━━━━━ Information given ━━━━━
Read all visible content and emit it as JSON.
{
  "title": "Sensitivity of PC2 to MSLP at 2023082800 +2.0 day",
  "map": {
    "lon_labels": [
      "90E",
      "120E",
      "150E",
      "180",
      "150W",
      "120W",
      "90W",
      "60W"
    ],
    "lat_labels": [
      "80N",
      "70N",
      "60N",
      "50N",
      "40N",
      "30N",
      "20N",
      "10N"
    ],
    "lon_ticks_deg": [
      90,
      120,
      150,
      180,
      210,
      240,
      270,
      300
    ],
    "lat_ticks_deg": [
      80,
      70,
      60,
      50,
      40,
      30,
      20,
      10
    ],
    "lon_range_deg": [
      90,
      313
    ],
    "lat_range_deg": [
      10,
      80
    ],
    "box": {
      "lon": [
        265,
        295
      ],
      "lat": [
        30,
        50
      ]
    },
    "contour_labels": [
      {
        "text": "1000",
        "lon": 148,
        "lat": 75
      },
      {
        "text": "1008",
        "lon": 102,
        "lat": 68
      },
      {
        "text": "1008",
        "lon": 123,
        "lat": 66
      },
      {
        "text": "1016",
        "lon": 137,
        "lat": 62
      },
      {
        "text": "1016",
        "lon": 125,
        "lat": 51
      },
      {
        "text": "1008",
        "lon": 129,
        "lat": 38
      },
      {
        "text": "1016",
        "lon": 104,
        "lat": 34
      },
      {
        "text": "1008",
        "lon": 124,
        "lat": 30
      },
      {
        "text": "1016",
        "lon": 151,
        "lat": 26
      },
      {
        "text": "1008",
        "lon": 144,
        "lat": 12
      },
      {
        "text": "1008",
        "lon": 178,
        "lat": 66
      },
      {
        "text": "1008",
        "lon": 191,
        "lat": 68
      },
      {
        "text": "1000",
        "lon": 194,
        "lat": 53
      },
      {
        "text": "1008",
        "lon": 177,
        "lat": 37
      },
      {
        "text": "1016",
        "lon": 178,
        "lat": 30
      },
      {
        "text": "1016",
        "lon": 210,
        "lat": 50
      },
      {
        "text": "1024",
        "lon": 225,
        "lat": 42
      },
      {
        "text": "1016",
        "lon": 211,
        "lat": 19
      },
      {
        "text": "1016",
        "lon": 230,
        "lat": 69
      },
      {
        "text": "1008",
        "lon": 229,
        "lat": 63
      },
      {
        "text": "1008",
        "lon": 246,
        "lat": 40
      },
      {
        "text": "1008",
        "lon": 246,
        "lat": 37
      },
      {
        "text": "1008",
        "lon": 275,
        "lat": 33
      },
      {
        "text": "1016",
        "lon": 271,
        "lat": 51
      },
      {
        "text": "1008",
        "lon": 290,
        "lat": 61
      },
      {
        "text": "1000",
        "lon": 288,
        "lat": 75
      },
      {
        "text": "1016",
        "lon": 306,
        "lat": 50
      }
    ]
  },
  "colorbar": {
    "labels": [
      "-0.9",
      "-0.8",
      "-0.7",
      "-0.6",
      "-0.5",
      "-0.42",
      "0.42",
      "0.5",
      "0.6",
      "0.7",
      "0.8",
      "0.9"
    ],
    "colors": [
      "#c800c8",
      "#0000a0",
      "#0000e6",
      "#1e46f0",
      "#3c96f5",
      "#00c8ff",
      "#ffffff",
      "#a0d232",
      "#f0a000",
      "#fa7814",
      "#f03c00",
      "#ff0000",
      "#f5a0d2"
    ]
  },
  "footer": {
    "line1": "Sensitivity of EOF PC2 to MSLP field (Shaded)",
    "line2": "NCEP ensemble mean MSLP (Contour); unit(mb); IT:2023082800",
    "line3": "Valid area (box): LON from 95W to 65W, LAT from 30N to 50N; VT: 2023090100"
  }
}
━━━━━
Description of the task: Look through the entries and return every line where "Sensitivity" appears.

Task output:
  "title": "Sensitivity of PC2 to MSLP at 2023082800 +2.0 day",
    "line1": "Sensitivity of EOF PC2 to MSLP field (Shaded)",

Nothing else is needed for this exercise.